# DATA UNDER STUDY
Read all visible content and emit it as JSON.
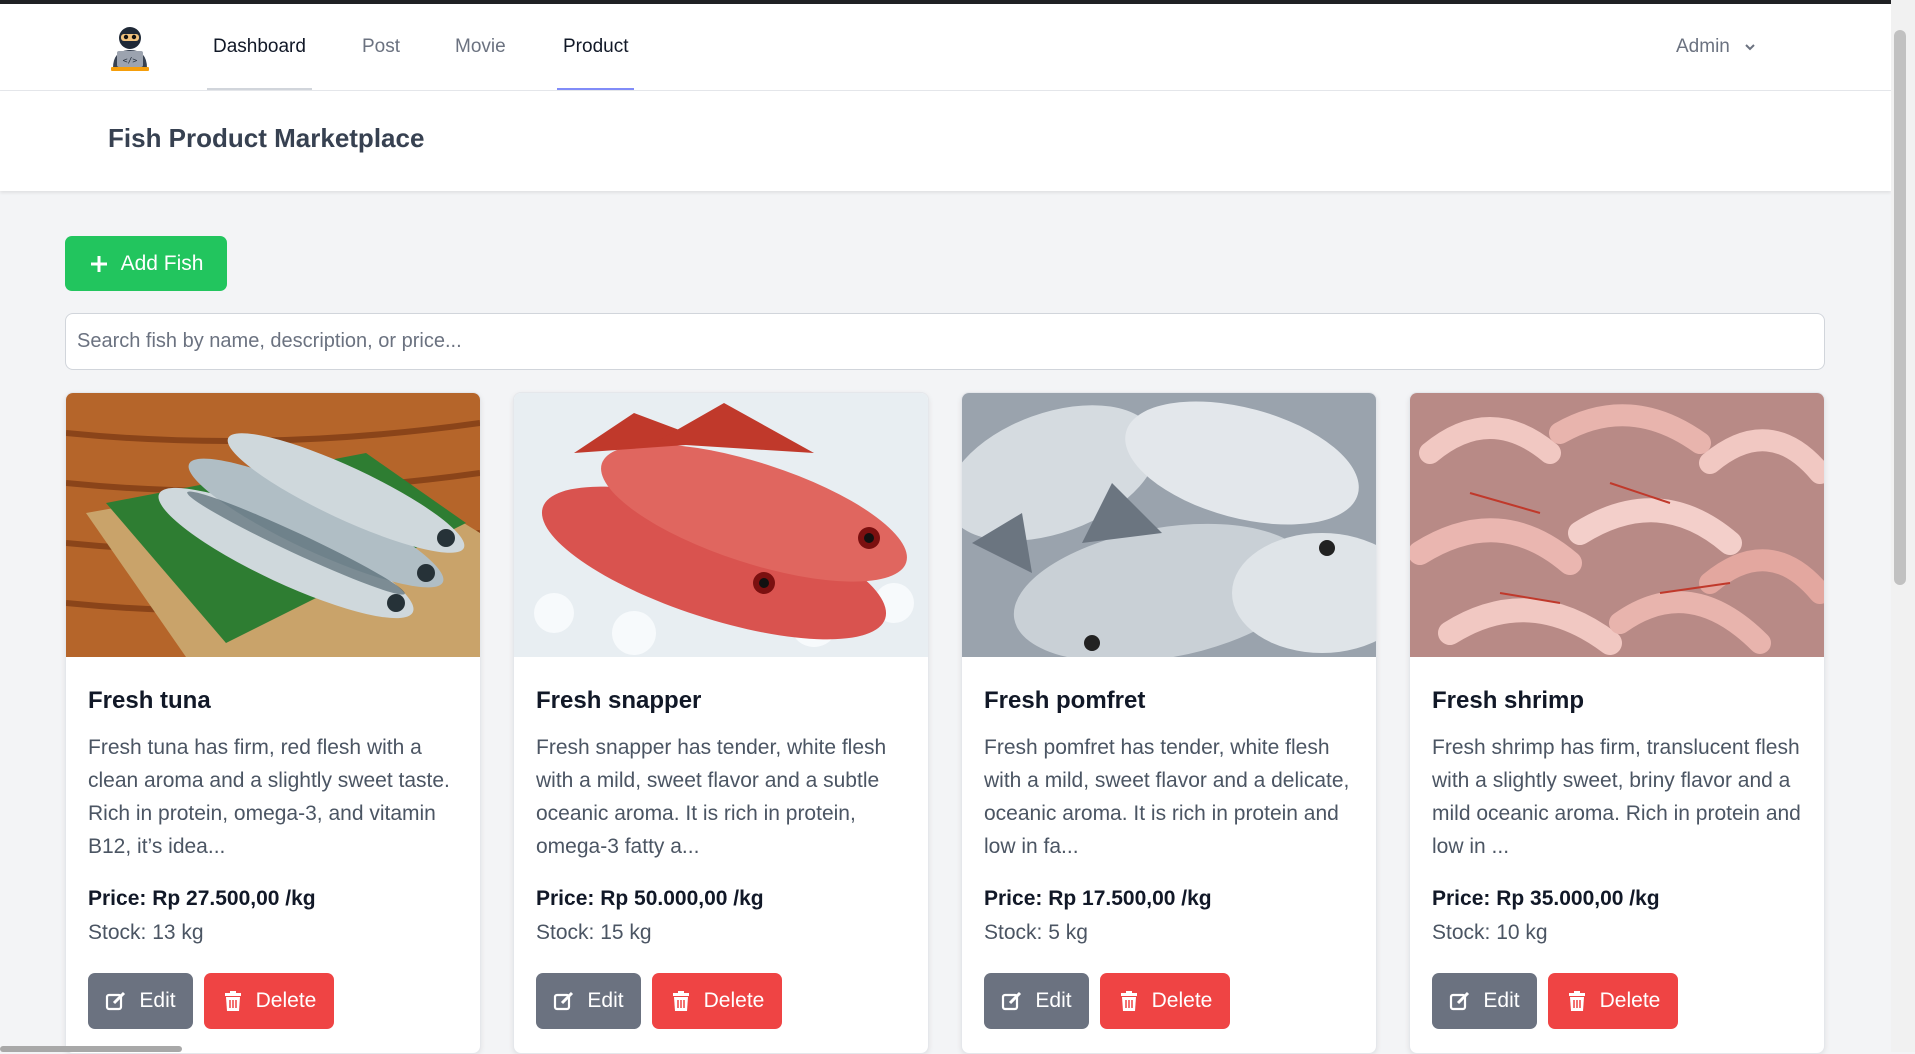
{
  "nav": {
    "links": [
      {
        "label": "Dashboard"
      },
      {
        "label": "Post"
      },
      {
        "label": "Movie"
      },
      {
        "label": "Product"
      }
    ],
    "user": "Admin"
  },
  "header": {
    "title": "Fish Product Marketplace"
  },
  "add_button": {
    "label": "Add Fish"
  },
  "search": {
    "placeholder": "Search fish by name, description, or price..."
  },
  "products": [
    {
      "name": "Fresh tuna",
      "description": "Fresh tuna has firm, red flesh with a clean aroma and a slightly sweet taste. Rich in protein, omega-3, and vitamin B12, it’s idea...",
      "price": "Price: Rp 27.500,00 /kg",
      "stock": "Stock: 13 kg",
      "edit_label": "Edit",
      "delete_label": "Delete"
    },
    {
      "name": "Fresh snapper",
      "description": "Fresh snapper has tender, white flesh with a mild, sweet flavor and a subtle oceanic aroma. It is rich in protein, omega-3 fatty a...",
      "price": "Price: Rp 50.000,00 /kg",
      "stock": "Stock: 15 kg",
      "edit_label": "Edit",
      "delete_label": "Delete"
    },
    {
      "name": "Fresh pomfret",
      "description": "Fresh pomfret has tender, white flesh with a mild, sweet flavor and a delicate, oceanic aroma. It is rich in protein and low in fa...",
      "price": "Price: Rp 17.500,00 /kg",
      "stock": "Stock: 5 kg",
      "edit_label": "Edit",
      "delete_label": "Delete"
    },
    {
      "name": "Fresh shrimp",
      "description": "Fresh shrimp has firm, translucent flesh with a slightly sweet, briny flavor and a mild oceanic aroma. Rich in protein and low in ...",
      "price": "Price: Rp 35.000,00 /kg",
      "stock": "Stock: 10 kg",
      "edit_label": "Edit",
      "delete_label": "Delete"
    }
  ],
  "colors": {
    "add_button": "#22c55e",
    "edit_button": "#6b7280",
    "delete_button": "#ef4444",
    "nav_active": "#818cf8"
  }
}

==

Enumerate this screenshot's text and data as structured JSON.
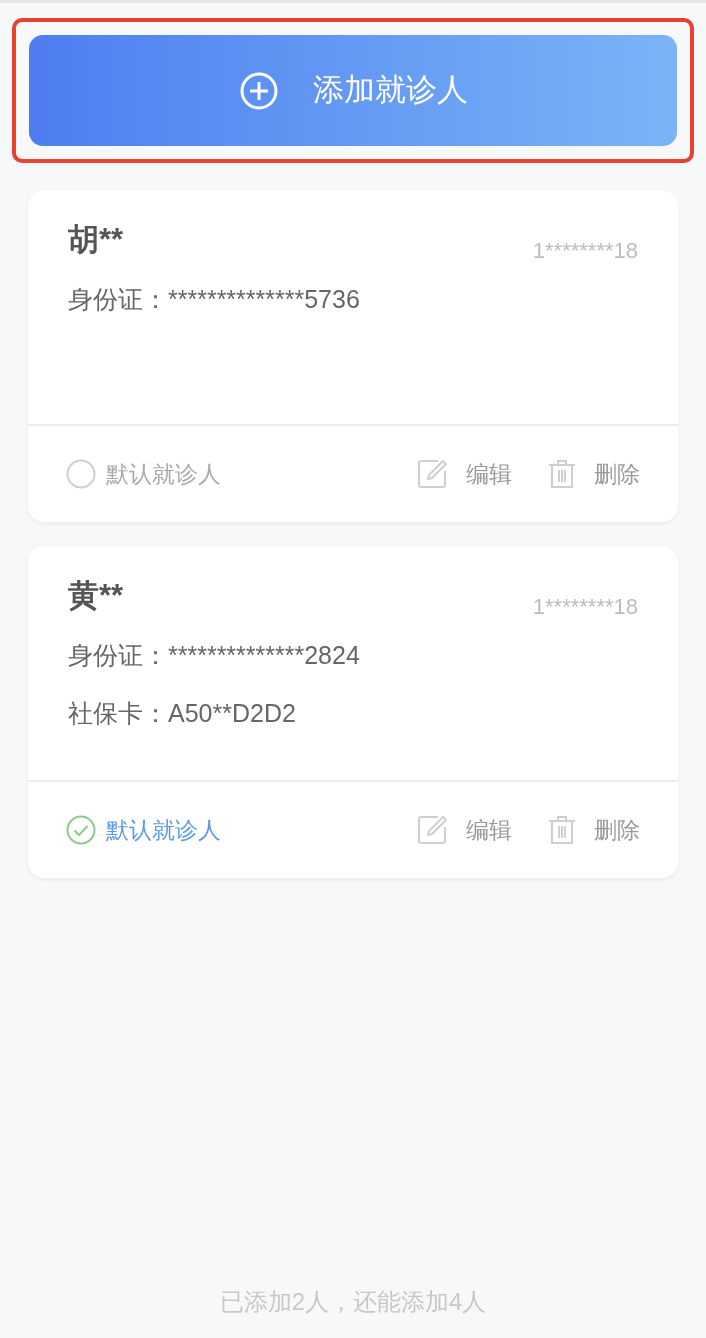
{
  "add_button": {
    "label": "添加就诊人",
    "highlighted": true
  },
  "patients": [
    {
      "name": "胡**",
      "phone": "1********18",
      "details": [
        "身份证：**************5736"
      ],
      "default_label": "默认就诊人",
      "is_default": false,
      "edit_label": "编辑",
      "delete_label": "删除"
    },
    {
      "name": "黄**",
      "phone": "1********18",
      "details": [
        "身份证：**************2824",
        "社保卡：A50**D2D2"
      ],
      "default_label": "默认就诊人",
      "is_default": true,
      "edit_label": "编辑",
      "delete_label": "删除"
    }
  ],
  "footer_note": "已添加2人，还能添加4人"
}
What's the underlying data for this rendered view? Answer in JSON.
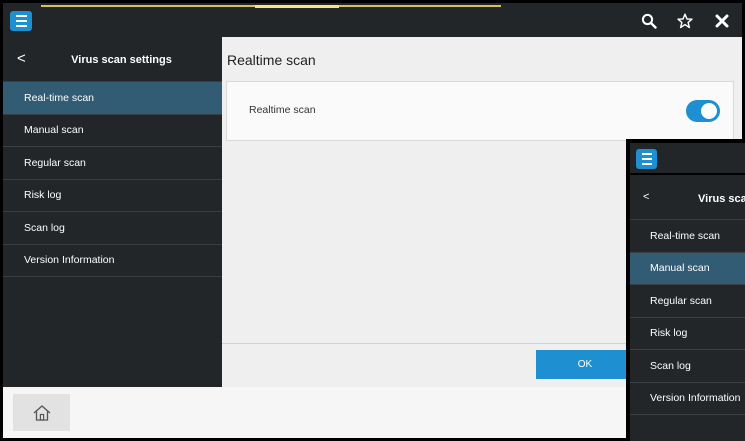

# YOUR INSTRUCTIONS
Skipping the pictures, print the lines in the listing above exactly as written, starting at the line with "Enumerate this screenshot's" and ending at the line with "What's the underlying", both included.

# EXPECTED ANSWER
Enumerate this screenshot's text and data as structured JSON.
{
  "add_button": {
    "label": "添加就诊人",
    "highlighted": true
  },
  "patients": [
    {
      "name": "胡**",
      "phone": "1********18",
      "details": [
        "身份证：**************5736"
      ],
      "default_label": "默认就诊人",
      "is_default": false,
      "edit_label": "编辑",
      "delete_label": "删除"
    },
    {
      "name": "黄**",
      "phone": "1********18",
      "details": [
        "身份证：**************2824",
        "社保卡：A50**D2D2"
      ],
      "default_label": "默认就诊人",
      "is_default": true,
      "edit_label": "编辑",
      "delete_label": "删除"
    }
  ],
  "footer_note": "已添加2人，还能添加4人"
}
What's the underlying data for this rendered view? Answer in JSON.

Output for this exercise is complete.